[Stored entries]
╭──
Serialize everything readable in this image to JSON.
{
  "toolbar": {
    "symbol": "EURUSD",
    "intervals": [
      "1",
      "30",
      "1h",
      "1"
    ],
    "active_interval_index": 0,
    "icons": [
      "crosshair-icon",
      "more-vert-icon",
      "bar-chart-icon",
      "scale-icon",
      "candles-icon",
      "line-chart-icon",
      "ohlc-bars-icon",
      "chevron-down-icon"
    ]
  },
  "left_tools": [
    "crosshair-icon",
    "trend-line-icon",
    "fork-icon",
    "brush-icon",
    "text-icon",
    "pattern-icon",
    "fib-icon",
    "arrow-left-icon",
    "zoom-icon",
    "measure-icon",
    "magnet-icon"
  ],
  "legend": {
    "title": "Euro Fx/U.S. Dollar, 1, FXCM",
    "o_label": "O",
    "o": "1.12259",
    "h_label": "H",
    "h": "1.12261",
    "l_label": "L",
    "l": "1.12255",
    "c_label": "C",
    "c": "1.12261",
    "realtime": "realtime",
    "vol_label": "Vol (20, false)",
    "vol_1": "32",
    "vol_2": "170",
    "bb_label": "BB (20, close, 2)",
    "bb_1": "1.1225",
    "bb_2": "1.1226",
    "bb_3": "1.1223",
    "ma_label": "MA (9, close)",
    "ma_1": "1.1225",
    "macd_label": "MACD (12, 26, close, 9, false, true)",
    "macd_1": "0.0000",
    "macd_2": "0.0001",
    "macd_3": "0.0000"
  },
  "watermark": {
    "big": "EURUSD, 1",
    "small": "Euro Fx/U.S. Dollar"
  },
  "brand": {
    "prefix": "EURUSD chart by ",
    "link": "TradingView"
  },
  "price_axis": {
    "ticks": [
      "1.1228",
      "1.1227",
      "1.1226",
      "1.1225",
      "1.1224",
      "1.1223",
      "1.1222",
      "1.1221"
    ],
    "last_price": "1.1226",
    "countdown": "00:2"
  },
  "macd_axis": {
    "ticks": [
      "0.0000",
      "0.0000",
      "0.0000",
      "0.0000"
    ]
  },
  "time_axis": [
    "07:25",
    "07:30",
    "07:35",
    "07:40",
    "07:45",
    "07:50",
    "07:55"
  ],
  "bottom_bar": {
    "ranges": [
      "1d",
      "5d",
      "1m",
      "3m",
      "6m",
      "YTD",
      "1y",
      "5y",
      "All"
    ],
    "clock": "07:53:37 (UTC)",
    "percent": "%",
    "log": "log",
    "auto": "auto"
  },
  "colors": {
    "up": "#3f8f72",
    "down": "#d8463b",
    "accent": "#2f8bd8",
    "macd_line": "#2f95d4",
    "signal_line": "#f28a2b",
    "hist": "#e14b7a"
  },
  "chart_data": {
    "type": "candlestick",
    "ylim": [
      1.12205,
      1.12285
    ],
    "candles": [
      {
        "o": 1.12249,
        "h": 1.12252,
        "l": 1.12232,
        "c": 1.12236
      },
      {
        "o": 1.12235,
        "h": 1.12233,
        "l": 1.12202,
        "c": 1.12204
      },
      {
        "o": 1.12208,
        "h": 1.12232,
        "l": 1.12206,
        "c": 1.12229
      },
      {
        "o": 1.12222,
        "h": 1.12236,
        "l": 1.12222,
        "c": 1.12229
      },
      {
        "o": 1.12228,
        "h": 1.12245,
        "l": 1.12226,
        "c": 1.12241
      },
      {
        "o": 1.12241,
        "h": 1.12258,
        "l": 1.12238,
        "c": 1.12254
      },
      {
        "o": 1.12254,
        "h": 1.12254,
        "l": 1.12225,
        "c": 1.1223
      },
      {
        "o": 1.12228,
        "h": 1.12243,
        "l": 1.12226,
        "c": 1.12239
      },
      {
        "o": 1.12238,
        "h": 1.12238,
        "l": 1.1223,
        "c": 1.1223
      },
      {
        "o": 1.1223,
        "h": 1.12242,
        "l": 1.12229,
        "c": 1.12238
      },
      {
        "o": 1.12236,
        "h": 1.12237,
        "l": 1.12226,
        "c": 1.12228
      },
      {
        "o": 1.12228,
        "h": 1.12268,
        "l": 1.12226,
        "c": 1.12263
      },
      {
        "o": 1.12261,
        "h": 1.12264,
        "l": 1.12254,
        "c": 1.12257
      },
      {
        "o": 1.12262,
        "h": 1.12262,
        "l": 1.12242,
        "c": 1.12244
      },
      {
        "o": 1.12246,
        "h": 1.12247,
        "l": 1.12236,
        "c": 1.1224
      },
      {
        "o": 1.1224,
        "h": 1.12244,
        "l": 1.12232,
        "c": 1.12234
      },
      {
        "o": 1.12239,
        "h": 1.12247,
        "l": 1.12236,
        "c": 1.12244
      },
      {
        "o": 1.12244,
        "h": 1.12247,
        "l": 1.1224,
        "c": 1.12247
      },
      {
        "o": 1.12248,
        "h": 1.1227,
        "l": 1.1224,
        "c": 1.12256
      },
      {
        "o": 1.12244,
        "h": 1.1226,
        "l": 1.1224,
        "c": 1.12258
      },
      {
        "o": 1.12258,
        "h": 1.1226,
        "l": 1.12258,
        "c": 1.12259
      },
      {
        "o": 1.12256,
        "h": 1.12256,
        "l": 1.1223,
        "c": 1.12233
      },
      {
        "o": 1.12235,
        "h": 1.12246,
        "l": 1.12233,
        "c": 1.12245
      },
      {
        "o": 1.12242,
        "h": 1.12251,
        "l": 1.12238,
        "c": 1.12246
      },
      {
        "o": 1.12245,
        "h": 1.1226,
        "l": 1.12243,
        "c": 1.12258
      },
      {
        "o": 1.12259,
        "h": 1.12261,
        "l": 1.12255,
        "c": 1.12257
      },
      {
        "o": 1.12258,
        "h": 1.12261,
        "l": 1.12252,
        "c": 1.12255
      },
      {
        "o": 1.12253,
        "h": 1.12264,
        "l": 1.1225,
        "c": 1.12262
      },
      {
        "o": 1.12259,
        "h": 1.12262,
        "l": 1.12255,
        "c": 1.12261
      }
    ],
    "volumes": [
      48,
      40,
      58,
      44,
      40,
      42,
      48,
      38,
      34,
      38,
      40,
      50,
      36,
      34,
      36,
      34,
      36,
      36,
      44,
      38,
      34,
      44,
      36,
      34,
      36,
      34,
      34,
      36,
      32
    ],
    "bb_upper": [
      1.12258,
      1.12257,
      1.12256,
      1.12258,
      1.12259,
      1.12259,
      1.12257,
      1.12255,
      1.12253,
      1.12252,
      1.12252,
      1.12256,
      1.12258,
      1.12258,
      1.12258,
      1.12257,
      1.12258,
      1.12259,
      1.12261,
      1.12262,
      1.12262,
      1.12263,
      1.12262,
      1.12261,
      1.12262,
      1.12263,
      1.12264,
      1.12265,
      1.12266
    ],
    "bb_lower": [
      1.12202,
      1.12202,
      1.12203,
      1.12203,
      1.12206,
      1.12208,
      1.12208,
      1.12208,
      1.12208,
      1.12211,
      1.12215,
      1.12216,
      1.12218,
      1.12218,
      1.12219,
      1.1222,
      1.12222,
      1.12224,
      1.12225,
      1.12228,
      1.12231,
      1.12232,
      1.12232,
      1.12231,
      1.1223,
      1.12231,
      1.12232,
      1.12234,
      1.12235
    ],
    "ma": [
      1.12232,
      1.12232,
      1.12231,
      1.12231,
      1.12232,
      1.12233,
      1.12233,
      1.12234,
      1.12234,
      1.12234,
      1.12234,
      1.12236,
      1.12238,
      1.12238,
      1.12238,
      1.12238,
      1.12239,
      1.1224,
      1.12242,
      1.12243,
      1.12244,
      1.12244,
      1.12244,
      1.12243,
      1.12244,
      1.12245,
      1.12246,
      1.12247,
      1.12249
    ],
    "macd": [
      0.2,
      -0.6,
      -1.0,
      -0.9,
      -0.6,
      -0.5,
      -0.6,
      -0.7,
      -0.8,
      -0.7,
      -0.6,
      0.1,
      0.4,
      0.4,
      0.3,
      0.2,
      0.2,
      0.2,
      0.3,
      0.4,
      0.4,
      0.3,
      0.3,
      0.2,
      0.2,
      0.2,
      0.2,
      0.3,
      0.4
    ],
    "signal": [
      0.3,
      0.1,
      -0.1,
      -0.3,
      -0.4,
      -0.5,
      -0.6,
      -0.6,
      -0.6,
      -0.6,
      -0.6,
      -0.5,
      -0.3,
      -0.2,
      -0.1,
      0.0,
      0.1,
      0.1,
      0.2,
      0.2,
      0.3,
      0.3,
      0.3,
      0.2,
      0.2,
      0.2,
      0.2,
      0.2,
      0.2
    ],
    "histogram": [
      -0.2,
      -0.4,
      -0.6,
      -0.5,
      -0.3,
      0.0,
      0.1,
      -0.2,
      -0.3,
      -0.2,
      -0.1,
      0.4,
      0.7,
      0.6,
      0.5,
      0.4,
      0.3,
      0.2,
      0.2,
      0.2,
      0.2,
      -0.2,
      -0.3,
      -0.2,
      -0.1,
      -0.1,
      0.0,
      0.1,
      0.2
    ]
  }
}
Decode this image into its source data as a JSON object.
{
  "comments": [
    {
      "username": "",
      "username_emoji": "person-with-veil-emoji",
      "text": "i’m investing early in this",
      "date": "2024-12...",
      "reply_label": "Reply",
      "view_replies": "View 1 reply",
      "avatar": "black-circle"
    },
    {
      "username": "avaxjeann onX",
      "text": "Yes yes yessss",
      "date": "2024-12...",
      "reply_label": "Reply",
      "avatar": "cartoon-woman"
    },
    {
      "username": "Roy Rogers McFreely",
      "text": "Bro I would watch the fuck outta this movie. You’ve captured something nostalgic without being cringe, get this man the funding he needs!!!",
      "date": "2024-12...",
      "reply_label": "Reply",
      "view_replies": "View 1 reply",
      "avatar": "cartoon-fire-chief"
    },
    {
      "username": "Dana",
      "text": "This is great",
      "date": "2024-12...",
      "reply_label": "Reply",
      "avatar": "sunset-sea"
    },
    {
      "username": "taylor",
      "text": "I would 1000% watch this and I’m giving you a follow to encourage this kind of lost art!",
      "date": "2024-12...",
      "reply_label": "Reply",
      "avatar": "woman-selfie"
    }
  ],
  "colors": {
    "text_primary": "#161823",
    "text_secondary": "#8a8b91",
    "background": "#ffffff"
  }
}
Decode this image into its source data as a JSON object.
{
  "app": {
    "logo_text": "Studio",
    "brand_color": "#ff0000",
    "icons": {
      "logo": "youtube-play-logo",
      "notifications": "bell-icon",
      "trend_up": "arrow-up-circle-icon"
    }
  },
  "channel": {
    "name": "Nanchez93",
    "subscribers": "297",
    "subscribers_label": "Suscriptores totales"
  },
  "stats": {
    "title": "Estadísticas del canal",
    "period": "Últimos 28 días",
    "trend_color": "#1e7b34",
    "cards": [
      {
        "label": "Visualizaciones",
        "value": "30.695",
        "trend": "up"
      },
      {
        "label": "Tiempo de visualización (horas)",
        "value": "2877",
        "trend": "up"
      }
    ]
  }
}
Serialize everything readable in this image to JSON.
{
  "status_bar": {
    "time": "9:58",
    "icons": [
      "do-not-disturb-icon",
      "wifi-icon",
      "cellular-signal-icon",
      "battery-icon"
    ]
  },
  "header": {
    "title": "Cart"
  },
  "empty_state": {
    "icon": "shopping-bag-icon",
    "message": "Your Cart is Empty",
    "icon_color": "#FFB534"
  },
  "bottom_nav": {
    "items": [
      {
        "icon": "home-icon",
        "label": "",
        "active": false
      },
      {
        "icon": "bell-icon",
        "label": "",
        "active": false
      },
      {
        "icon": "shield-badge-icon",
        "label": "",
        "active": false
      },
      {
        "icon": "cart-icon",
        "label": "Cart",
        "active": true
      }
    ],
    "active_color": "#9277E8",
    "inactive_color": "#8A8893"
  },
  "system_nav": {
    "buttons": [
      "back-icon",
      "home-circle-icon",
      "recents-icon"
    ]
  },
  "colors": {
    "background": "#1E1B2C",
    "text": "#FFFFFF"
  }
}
╰──
> **Your goal**
Report every line containing the word "watch" from the listing above.

> **Response to the exercise**
      "text": "Bro I would watch the fuck outta this movie. You’ve captured something nostalgic without being cringe, get this man the funding he needs!!!",
      "text": "I would 1000% watch this and I’m giving you a follow to encourage this kind of lost art!",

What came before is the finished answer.